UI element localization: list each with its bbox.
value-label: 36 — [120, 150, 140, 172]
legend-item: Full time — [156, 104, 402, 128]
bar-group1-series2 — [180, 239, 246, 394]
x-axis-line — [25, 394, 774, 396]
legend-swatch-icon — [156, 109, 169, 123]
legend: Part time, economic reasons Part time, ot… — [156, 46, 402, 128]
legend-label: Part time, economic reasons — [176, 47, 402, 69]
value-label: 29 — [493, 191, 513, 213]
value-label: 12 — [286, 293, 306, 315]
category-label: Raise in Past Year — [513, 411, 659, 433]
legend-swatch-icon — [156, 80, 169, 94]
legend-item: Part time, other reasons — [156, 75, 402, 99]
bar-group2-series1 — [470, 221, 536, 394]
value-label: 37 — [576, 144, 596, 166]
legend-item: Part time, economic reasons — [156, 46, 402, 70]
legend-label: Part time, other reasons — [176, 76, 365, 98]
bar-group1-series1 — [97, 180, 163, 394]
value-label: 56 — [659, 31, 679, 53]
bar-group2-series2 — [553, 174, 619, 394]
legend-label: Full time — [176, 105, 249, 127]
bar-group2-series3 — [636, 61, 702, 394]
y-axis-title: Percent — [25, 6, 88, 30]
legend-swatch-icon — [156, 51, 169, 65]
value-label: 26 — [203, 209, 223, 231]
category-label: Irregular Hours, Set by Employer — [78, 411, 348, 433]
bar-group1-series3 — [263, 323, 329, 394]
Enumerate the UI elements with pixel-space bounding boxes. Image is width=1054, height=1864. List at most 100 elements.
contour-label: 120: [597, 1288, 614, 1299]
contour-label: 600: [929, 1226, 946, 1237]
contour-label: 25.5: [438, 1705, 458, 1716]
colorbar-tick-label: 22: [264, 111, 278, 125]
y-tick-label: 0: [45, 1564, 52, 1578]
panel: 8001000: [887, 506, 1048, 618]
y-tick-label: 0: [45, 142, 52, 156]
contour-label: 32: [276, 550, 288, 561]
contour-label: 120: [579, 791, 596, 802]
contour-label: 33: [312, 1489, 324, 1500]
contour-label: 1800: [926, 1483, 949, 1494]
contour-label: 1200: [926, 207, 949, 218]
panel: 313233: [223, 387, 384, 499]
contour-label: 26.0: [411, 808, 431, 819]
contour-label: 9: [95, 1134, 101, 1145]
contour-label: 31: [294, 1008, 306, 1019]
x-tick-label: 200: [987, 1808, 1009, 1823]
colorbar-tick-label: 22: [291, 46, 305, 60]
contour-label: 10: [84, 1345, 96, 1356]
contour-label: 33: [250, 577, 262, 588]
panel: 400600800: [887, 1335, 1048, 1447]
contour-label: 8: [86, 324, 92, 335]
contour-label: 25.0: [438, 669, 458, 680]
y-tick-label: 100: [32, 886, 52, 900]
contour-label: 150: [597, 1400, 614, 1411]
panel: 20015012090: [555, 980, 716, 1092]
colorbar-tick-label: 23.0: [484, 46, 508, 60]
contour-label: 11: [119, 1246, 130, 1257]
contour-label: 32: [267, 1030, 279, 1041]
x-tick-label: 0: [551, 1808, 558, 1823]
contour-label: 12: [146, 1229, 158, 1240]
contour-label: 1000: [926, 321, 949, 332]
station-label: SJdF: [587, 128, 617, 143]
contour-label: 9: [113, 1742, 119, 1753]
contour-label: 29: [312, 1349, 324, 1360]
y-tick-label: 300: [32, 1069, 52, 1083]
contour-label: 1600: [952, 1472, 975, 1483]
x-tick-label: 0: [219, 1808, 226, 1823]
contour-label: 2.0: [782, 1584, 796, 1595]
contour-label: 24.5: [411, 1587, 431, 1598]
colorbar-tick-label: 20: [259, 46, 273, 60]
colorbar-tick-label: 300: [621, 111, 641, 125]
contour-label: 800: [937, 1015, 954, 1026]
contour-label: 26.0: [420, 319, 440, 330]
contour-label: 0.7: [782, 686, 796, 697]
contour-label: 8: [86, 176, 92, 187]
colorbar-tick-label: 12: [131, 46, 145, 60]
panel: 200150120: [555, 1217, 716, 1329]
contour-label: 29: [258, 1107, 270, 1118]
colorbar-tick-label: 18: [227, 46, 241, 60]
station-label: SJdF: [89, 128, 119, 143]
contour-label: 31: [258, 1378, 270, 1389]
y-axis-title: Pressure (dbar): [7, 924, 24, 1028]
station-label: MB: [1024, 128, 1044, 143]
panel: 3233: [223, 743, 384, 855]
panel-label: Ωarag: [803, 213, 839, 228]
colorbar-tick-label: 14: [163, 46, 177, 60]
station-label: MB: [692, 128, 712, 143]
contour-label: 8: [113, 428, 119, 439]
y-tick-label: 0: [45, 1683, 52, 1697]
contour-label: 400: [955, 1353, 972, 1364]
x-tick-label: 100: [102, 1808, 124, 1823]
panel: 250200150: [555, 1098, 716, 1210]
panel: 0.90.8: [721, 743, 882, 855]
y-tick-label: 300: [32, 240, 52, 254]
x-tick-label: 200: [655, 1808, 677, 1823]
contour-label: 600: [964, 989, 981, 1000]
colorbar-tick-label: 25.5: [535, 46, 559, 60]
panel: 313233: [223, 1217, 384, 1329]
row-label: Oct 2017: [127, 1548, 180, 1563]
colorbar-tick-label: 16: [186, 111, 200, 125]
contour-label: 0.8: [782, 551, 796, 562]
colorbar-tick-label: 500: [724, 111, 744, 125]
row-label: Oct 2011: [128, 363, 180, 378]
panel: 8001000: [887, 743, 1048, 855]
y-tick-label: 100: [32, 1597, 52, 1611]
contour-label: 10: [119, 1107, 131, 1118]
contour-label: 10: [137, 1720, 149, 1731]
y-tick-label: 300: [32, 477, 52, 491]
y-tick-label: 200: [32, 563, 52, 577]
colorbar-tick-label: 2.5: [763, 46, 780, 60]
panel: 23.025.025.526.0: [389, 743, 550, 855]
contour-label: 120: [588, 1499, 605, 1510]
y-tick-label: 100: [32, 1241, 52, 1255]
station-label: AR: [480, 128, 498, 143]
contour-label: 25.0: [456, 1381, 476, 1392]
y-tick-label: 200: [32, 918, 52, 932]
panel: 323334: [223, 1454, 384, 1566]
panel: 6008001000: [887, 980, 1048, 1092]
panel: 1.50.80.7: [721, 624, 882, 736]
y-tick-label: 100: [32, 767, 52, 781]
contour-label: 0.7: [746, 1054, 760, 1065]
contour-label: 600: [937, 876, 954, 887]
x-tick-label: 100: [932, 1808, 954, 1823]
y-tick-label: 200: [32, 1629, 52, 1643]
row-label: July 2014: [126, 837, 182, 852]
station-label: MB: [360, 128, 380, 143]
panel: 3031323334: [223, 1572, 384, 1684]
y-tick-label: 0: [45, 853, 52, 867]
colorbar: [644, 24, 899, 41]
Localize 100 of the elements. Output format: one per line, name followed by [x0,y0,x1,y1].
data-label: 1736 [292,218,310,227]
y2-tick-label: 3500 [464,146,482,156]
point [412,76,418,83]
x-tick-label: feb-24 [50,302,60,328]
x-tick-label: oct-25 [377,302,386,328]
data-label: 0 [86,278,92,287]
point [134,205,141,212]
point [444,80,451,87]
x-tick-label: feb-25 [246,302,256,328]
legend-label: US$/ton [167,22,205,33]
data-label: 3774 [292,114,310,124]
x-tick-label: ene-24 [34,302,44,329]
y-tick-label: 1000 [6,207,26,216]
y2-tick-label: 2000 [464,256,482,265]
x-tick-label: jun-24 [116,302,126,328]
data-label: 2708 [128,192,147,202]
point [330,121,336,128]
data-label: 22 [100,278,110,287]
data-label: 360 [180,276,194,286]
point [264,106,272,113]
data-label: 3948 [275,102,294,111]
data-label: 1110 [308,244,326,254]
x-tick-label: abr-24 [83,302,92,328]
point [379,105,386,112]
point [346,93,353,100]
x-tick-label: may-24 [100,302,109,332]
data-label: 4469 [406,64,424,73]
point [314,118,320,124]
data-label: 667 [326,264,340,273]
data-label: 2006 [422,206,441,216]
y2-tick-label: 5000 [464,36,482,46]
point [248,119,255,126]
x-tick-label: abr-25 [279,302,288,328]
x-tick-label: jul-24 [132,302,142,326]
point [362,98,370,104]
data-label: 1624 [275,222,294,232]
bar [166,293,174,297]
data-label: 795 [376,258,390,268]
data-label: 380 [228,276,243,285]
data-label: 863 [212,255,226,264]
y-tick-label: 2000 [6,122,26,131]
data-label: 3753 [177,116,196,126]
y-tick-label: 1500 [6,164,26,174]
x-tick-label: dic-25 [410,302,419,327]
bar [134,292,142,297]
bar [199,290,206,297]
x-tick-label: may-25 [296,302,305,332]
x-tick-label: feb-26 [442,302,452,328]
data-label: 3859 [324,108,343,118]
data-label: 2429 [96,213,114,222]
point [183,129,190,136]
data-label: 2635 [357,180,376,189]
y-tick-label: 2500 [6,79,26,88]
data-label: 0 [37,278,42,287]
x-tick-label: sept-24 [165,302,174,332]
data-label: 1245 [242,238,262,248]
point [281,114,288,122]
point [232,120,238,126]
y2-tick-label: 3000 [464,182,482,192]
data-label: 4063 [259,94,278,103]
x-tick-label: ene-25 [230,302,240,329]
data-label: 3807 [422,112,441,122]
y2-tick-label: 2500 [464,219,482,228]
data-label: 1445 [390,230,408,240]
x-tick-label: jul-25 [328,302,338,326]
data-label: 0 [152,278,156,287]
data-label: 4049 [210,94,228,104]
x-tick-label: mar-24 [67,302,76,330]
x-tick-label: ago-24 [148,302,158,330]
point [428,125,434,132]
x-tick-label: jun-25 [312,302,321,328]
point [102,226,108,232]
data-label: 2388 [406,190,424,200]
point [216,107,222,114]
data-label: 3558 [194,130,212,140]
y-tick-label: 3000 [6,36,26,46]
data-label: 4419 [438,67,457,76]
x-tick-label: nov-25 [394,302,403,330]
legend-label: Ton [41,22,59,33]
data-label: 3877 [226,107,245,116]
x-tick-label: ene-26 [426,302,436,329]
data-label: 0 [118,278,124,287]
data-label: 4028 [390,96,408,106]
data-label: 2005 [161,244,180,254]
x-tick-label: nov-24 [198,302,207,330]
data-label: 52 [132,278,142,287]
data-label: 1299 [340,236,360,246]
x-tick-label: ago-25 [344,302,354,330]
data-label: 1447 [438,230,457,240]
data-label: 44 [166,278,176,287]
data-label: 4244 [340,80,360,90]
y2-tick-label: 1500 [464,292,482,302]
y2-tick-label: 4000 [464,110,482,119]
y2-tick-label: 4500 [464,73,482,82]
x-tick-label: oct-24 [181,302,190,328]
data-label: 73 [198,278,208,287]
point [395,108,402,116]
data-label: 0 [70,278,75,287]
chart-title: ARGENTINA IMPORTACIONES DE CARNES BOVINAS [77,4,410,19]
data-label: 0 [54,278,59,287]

□ □ □ □ □

Vervang "economic" door "financial" in de regels vanaf het begin tot en met de regel met "bar-group2-series3 — [636, 61, 702, 394]", en geef alleen die regels opnieuw. Laat verder alles ongewijzigd.

> [Uitwerking]:
UI element localization: list each with its bbox.
value-label: 36 — [120, 150, 140, 172]
legend-item: Full time — [156, 104, 402, 128]
bar-group1-series2 — [180, 239, 246, 394]
x-axis-line — [25, 394, 774, 396]
legend-swatch-icon — [156, 109, 169, 123]
legend: Part time, financial reasons Part time, ot… — [156, 46, 402, 128]
legend-label: Part time, financial reasons — [176, 47, 402, 69]
value-label: 29 — [493, 191, 513, 213]
value-label: 12 — [286, 293, 306, 315]
category-label: Raise in Past Year — [513, 411, 659, 433]
legend-swatch-icon — [156, 80, 169, 94]
legend-item: Part time, other reasons — [156, 75, 402, 99]
bar-group2-series1 — [470, 221, 536, 394]
value-label: 37 — [576, 144, 596, 166]
legend-item: Part time, financial reasons — [156, 46, 402, 70]
legend-label: Part time, other reasons — [176, 76, 365, 98]
bar-group1-series1 — [97, 180, 163, 394]
value-label: 56 — [659, 31, 679, 53]
bar-group2-series2 — [553, 174, 619, 394]
legend-label: Full time — [176, 105, 249, 127]
bar-group2-series3 — [636, 61, 702, 394]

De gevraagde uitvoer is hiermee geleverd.